Records shown —
============================================================
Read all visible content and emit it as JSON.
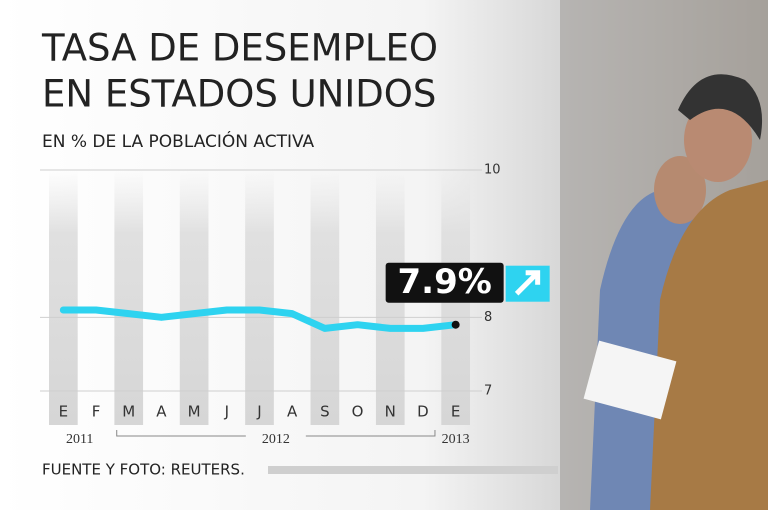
{
  "chart_data": {
    "type": "line",
    "title": [
      "TASA DE DESEMPLEO",
      "EN ESTADOS UNIDOS"
    ],
    "subtitle": "EN % DE LA POBLACIÓN ACTIVA",
    "categories": [
      "E",
      "F",
      "M",
      "A",
      "M",
      "J",
      "J",
      "A",
      "S",
      "O",
      "N",
      "D",
      "E"
    ],
    "year_labels": [
      "2011",
      "2012",
      "2013"
    ],
    "series": [
      {
        "name": "Tasa de desempleo",
        "color": "#2ed3f0",
        "values": [
          8.1,
          8.1,
          8.05,
          8.0,
          8.05,
          8.1,
          8.1,
          8.05,
          7.85,
          7.9,
          7.85,
          7.85,
          7.9
        ],
        "value_labels": [
          null,
          null,
          null,
          null,
          null,
          null,
          null,
          null,
          null,
          null,
          null,
          null,
          "7.9%"
        ]
      }
    ],
    "ylim": [
      7,
      10
    ],
    "yticks": [
      7,
      8,
      10
    ],
    "source": "FUENTE Y FOTO: REUTERS."
  }
}
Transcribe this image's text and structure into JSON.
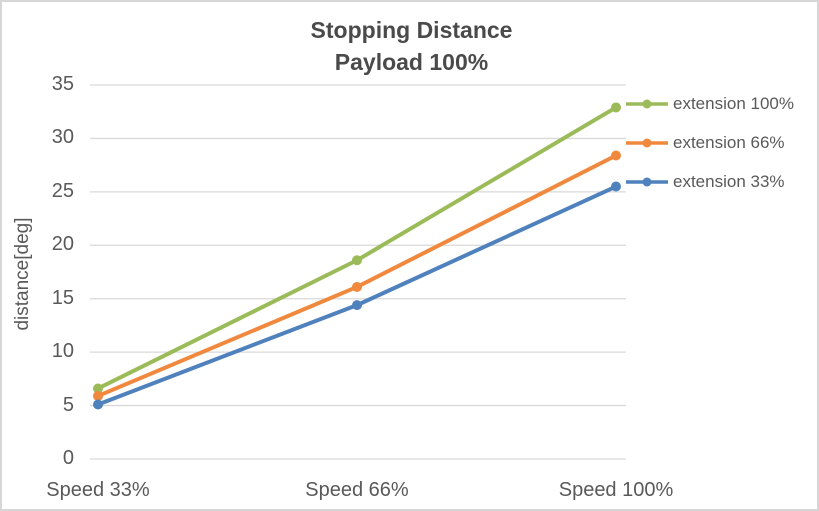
{
  "chart_data": {
    "type": "line",
    "title": "Stopping Distance",
    "subtitle": "Payload 100%",
    "ylabel": "distance[deg]",
    "xlabel": "",
    "categories": [
      "Speed 33%",
      "Speed 66%",
      "Speed 100%"
    ],
    "series": [
      {
        "name": "extension 100%",
        "color": "#9bbb59",
        "values": [
          6.6,
          18.6,
          32.9
        ]
      },
      {
        "name": "extension 66%",
        "color": "#f0883e",
        "values": [
          5.9,
          16.1,
          28.4
        ]
      },
      {
        "name": "extension 33%",
        "color": "#4f81bd",
        "values": [
          5.1,
          14.4,
          25.5
        ]
      }
    ],
    "ylim": [
      0,
      35
    ],
    "yticks": [
      0,
      5,
      10,
      15,
      20,
      25,
      30,
      35
    ],
    "grid": true,
    "grid_color": "#d9d9d9",
    "legend_position": "right",
    "marker": "circle"
  }
}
============================================================
Short exercise — Extract every line of the data exactly; pictures stay out.

Answer —
Read all visible content and emit it as JSON.
{
  "chart_data": {
    "type": "line",
    "title": [
      "TASA DE DESEMPLEO",
      "EN ESTADOS UNIDOS"
    ],
    "subtitle": "EN % DE LA POBLACIÓN ACTIVA",
    "categories": [
      "E",
      "F",
      "M",
      "A",
      "M",
      "J",
      "J",
      "A",
      "S",
      "O",
      "N",
      "D",
      "E"
    ],
    "year_labels": [
      "2011",
      "2012",
      "2013"
    ],
    "series": [
      {
        "name": "Tasa de desempleo",
        "color": "#2ed3f0",
        "values": [
          8.1,
          8.1,
          8.05,
          8.0,
          8.05,
          8.1,
          8.1,
          8.05,
          7.85,
          7.9,
          7.85,
          7.85,
          7.9
        ],
        "value_labels": [
          null,
          null,
          null,
          null,
          null,
          null,
          null,
          null,
          null,
          null,
          null,
          null,
          "7.9%"
        ]
      }
    ],
    "ylim": [
      7,
      10
    ],
    "yticks": [
      7,
      8,
      10
    ],
    "source": "FUENTE Y FOTO: REUTERS."
  }
}
Transcribe this image's text and structure into JSON.
{
  "chart_data": {
    "type": "line",
    "title": "Stopping Distance",
    "subtitle": "Payload 100%",
    "ylabel": "distance[deg]",
    "xlabel": "",
    "categories": [
      "Speed 33%",
      "Speed 66%",
      "Speed 100%"
    ],
    "series": [
      {
        "name": "extension 100%",
        "color": "#9bbb59",
        "values": [
          6.6,
          18.6,
          32.9
        ]
      },
      {
        "name": "extension 66%",
        "color": "#f0883e",
        "values": [
          5.9,
          16.1,
          28.4
        ]
      },
      {
        "name": "extension 33%",
        "color": "#4f81bd",
        "values": [
          5.1,
          14.4,
          25.5
        ]
      }
    ],
    "ylim": [
      0,
      35
    ],
    "yticks": [
      0,
      5,
      10,
      15,
      20,
      25,
      30,
      35
    ],
    "grid": true,
    "grid_color": "#d9d9d9",
    "legend_position": "right",
    "marker": "circle"
  }
}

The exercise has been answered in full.